### Task details
Search the data for the string "variable" and extract every line where it appears.

### Data extract
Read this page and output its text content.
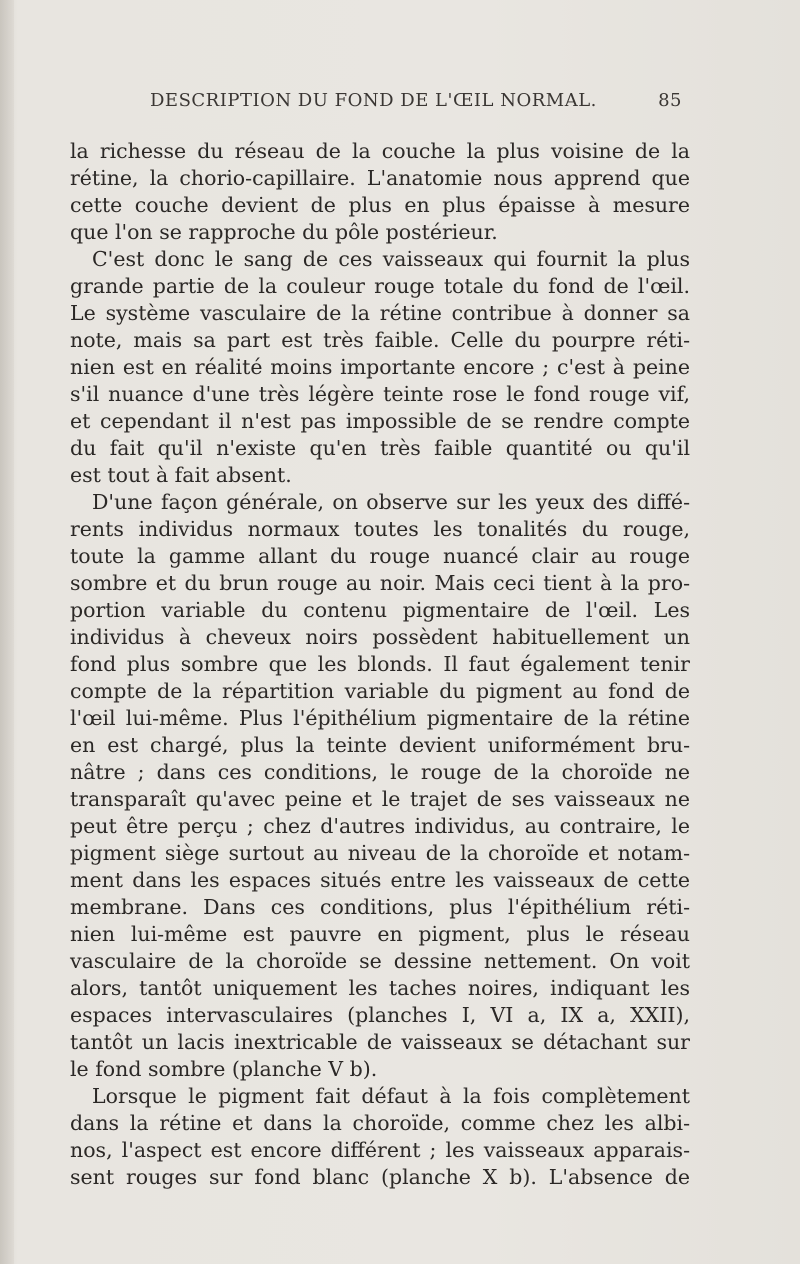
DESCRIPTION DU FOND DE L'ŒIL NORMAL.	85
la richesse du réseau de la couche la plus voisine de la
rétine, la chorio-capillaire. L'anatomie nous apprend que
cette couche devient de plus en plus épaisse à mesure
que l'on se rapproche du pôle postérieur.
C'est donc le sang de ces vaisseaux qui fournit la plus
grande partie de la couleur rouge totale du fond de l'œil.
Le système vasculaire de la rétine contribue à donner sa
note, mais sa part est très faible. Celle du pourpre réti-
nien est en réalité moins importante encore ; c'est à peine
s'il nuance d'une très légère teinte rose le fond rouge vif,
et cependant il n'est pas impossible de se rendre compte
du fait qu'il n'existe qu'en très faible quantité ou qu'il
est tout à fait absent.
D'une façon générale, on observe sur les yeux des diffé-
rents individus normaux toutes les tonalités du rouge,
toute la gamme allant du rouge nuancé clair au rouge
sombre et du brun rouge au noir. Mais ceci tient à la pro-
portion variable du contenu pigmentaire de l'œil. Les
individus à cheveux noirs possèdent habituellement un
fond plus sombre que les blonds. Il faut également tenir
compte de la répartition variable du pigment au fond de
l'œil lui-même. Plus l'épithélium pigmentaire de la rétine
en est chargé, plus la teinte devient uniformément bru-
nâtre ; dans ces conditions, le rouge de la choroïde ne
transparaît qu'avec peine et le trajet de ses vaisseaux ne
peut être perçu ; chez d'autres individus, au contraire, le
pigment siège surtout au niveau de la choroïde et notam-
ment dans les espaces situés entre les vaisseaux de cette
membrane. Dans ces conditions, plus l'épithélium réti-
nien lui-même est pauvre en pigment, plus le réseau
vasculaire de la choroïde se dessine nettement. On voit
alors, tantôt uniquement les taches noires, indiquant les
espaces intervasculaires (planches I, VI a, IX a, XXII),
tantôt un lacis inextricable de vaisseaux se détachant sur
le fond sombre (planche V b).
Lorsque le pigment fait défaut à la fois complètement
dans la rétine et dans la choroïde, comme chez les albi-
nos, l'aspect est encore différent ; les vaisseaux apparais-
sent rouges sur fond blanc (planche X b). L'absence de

--

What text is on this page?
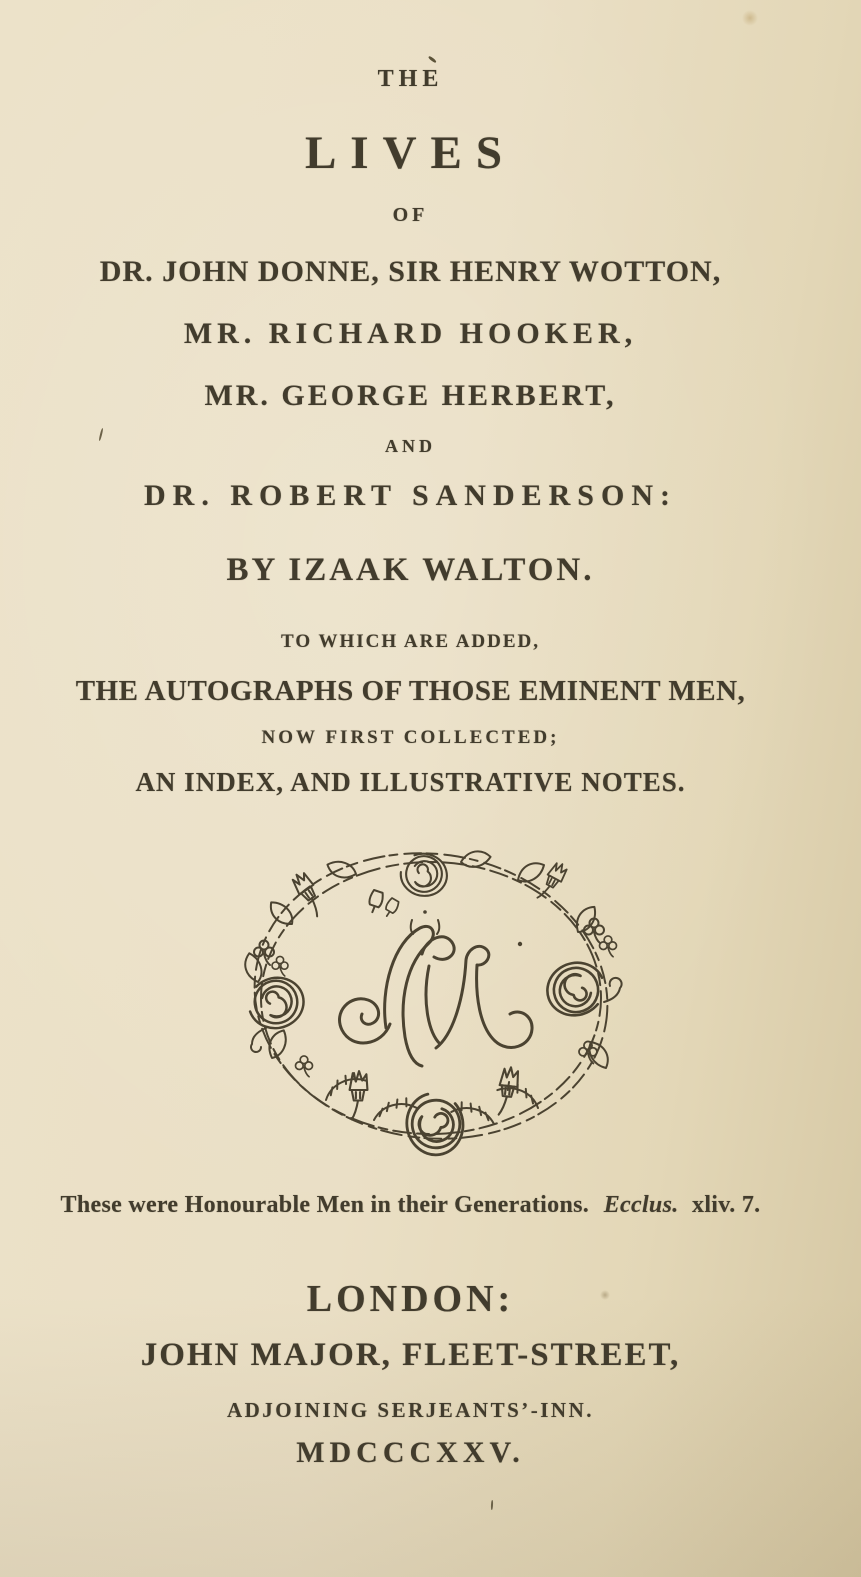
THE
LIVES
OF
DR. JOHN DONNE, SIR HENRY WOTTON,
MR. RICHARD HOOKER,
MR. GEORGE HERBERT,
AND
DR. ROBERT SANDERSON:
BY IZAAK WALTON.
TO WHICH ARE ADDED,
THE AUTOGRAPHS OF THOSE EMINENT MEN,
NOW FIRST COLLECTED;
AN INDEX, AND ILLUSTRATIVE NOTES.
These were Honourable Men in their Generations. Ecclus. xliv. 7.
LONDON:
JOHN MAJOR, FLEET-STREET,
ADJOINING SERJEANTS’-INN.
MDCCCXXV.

### Solved problem
portion variable du contenu pigmentaire de l'œil. Les
compte de la répartition variable du pigment au fond de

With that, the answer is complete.